### WORK REQUIRED:
Output the entries below exactly as written, omitting pictures.

─── INFORMATION PROVIDED

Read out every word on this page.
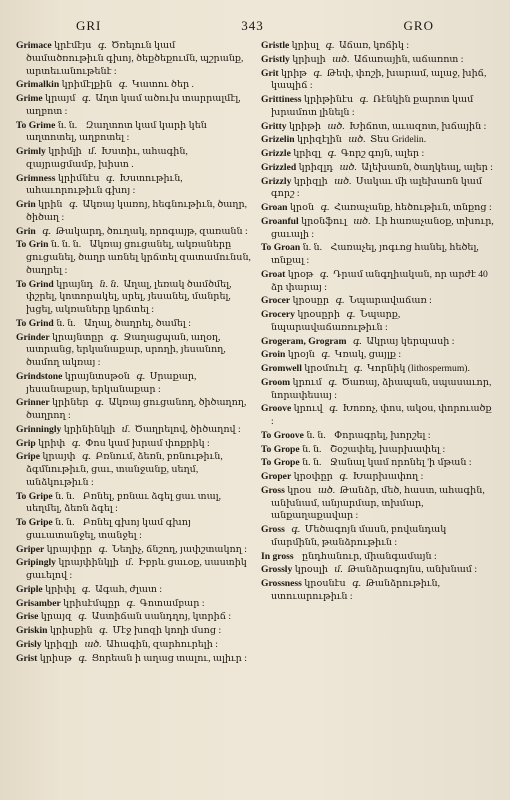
GRI	343	GRO
Grimace կրէմէյս գ. Ծռելուն կամ ծամածռութիւն գխոյ, ծեքծեքումն, պշրանք, արտեւանութենէ :
Grimalkin կրիմէլքին գ. Կատու ծեր .
Grime կրայմ գ. Աղտ կամ ածուխ տարրալմէլ, աղբոտ :
To Grime ն. ն. Զաղտոտ կամ կարի կեն աղտոտել, աղբոտել :
Grimly կրիմլի մ. Խստիւ, ահագին, զայրացմամբ, խիստ .
Grimness կրիմնէս գ. Խստութիւն, ահաւորութիւն գխոյ :
Grin կրին գ. Ակռայ կառոյ, հեգնութիւն, ծաղր, ծիծաղ :
Grin գ. Թակարդ, ծուղակ, որոգայթ, զառանն :
To Grin ն. ն. ն. Ակռայ ցուցանել, ակռաները ցուցանել, ծաղր առնել կրճտել զատամունսն, ծաղրել :
To Grind կրայնդ ն. ն. Աղալ, լեռակ ծամծմել, փշրել, կոտորակել, սրել, յեսանել, մանրել, խցել, ակռաները կրճտել :
To Grind ն. ն. Աղալ, ծաղրել, ծամել :
Grinder կրայնտըր գ. Ջաղացպան, աղօղ, ատրանց, երկանաքար, սրողի, յեսանող, ծամող ակռայ :
Grindstone կրայնտսթօն գ. Սրաքար, յեսանաքար, երկանաքար :
Grinner կրիներ գ. Ակռայ ցուցանող, ծիծաղող, ծաղրող :
Grinningly կրինինկլի մ. Ծաղրելով, ծիծաղով :
Grip կրիփ գ. Փոս կամ խրամ փոքրիկ :
Gripe կրայփ գ. Բռնում, ձեռն, բռնութիւն, ձգմնութիւն, ցաւ, տանջանք, սեղմ, անձկութիւն :
To Gripe ն. ն. Բռնել, բռնաւ ձգել ցաւ տալ, սեղմել, ձեռն ձգել :
To Gripe ն. ն. Բռնել գխոյ կամ գխոյ ցաւատանջել, տանջել :
Griper կրայփըր գ. Նեղիչ, ճնշող, յափշտակող :
Gripingly կրայփինկլի մ. Իբրև ցաւօք, սաստիկ ցաւելով :
Griple կրիփլ գ. Ագահ, ժլատ :
Grisamber կրիսէմպըր գ. Գոտամբար :
Grise կրայզ գ. Աստիճան սանդղոյ, կտրիճ :
Griskin կրիսքին գ. Մէջ խոզի կողի մսոց :
Grisly կրիզլի ած. Ահագին, զարհուրելի :
Grist կրիսթ գ. Ցորեան ի աղաց տալու, ալիւր :
Gristle կրիսլ գ. Աճառ, կռճիկ :
Gristly կրիսլի ած. Աճառային, աճառոտ :
Grit կրիթ գ. Թեփ, փոշի, խարամ, ալաջ, խիճ, կապիճ :
Grittiness կրիթինէս գ. Ռէնկին քարոտ կամ խրամոտ լինելն :
Gritty կրիթի ած. Խիճոտ, աւազոտ, խճային :
Grizelin կրիզէլին ած. Տես Gridelin.
Grizzle կրիզլ գ. Գորշ գոյն, ալեր :
Grizzled կրիզլդ ած. Ալեխառն, ծաղկեալ, ալեր :
Grizzly կրիզլի ած. Սակաւ մի ալեխառն կամ գորշ :
Groan կրօն գ. Հառաչանք, հեծութիւն, տնքոց :
Groanful կրօնֆուլ ած. Լի հառաչանօք, տխուր, ցաւալի :
To Groan ն. ն. Հառաչել, յոգւոց հանել, հեծել, տնքալ :
Groat կրօթ գ. Դրամ անգղիական, որ արժէ 40 ձր փարայ :
Grocer կրօսըր գ. Նպարավաճառ :
Grocery կրօսըրի գ. Նպարք, նպարավաճառութիւն :
Grogeram, Grogram գ. Ակրայ կերպասի :
Groin կրօյն գ. Կռակ, ցայլք :
Gromwell կրօմուէլ գ. Կորնիկ (lithospermum).
Groom կրում գ. Ծառայ, ձիապան, սպասաւոր, նորափեսայ :
Groove կրուվ գ. Խոռոչ, փոս, ակօս, փորուածք :
To Groove ն. ն. Փորագրել, խորշել :
To Grope ն. ն. Շօշափել, խարխափել :
To Grope ն. ն. Ջանալ կամ որոնել 'ի մթան :
Groper կրօփըր գ. Խարխափող :
Gross կրօս ած. Թանձր, մեծ, հաստ, ահագին, անխնամ, անյարմար, տխմար, անքաղաքավար :
Gross գ. Մեծագոյն մասն, բովանդակ մարմինն, թանձրութիւն :
In gross ընդհանուր, միանգամայն :
Grossly կրօսլի մ. Թանձրագոյնս, անխնամ :
Grossness կրօսնէս գ. Թանձրութիւն, ստուարութիւն :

──────

### ANSWER TO THIS EXERCISE:
Read out every word on this page.
GRI	343	GRO
Grimace կրէմէյս գ. Ծռելուն կամ ծամածռութիւն գխոյ, ծեքծեքումն, պշրանք, արտեւանութենէ :
Grimalkin կրիմէլքին գ. Կատու ծեր .
Grime կրայմ գ. Աղտ կամ ածուխ տարրալմէլ, աղբոտ :
To Grime ն. ն. Զաղտոտ կամ կարի կեն աղտոտել, աղբոտել :
Grimly կրիմլի մ. Խստիւ, ահագին, զայրացմամբ, խիստ .
Grimness կրիմնէս գ. Խստութիւն, ահաւորութիւն գխոյ :
Grin կրին գ. Ակռայ կառոյ, հեգնութիւն, ծաղր, ծիծաղ :
Grin գ. Թակարդ, ծուղակ, որոգայթ, զառանն :
To Grin ն. ն. ն. Ակռայ ցուցանել, ակռաները ցուցանել, ծաղր առնել կրճտել զատամունսն, ծաղրել :
To Grind կրայնդ ն. ն. Աղալ, լեռակ ծամծմել, փշրել, կոտորակել, սրել, յեսանել, մանրել, խցել, ակռաները կրճտել :
To Grind ն. ն. Աղալ, ծաղրել, ծամել :
Grinder կրայնտըր գ. Ջաղացպան, աղօղ, ատրանց, երկանաքար, սրողի, յեսանող, ծամող ակռայ :
Grindstone կրայնտսթօն գ. Սրաքար, յեսանաքար, երկանաքար :
Grinner կրիներ գ. Ակռայ ցուցանող, ծիծաղող, ծաղրող :
Grinningly կրինինկլի մ. Ծաղրելով, ծիծաղով :
Grip կրիփ գ. Փոս կամ խրամ փոքրիկ :
Gripe կրայփ գ. Բռնում, ձեռն, բռնութիւն, ձգմնութիւն, ցաւ, տանջանք, սեղմ, անձկութիւն :
To Gripe ն. ն. Բռնել, բռնաւ ձգել ցաւ տալ, սեղմել, ձեռն ձգել :
To Gripe ն. ն. Բռնել գխոյ կամ գխոյ ցաւատանջել, տանջել :
Griper կրայփըր գ. Նեղիչ, ճնշող, յափշտակող :
Gripingly կրայփինկլի մ. Իբրև ցաւօք, սաստիկ ցաւելով :
Griple կրիփլ գ. Ագահ, ժլատ :
Grisamber կրիսէմպըր գ. Գոտամբար :
Grise կրայզ գ. Աստիճան սանդղոյ, կտրիճ :
Griskin կրիսքին գ. Մէջ խոզի կողի մսոց :
Grisly կրիզլի ած. Ահագին, զարհուրելի :
Grist կրիսթ գ. Ցորեան ի աղաց տալու, ալիւր :
Gristle կրիսլ գ. Աճառ, կռճիկ :
Gristly կրիսլի ած. Աճառային, աճառոտ :
Grit կրիթ գ. Թեփ, փոշի, խարամ, ալաջ, խիճ, կապիճ :
Grittiness կրիթինէս գ. Ռէնկին քարոտ կամ խրամոտ լինելն :
Gritty կրիթի ած. Խիճոտ, աւազոտ, խճային :
Grizelin կրիզէլին ած. Տես Gridelin.
Grizzle կրիզլ գ. Գորշ գոյն, ալեր :
Grizzled կրիզլդ ած. Ալեխառն, ծաղկեալ, ալեր :
Grizzly կրիզլի ած. Սակաւ մի ալեխառն կամ գորշ :
Groan կրօն գ. Հառաչանք, հեծութիւն, տնքոց :
Groanful կրօնֆուլ ած. Լի հառաչանօք, տխուր, ցաւալի :
To Groan ն. ն. Հառաչել, յոգւոց հանել, հեծել, տնքալ :
Groat կրօթ գ. Դրամ անգղիական, որ արժէ 40 ձր փարայ :
Grocer կրօսըր գ. Նպարավաճառ :
Grocery կրօսըրի գ. Նպարք, նպարավաճառութիւն :
Grogeram, Grogram գ. Ակրայ կերպասի :
Groin կրօյն գ. Կռակ, ցայլք :
Gromwell կրօմուէլ գ. Կորնիկ (lithospermum).
Groom կրում գ. Ծառայ, ձիապան, սպասաւոր, նորափեսայ :
Groove կրուվ գ. Խոռոչ, փոս, ակօս, փորուածք :
To Groove ն. ն. Փորագրել, խորշել :
To Grope ն. ն. Շօշափել, խարխափել :
To Grope ն. ն. Ջանալ կամ որոնել 'ի մթան :
Groper կրօփըր գ. Խարխափող :
Gross կրօս ած. Թանձր, մեծ, հաստ, ահագին, անխնամ, անյարմար, տխմար, անքաղաքավար :
Gross գ. Մեծագոյն մասն, բովանդակ մարմինն, թանձրութիւն :
In gross ընդհանուր, միանգամայն :
Grossly կրօսլի մ. Թանձրագոյնս, անխնամ :
Grossness կրօսնէս գ. Թանձրութիւն, ստուարութիւն :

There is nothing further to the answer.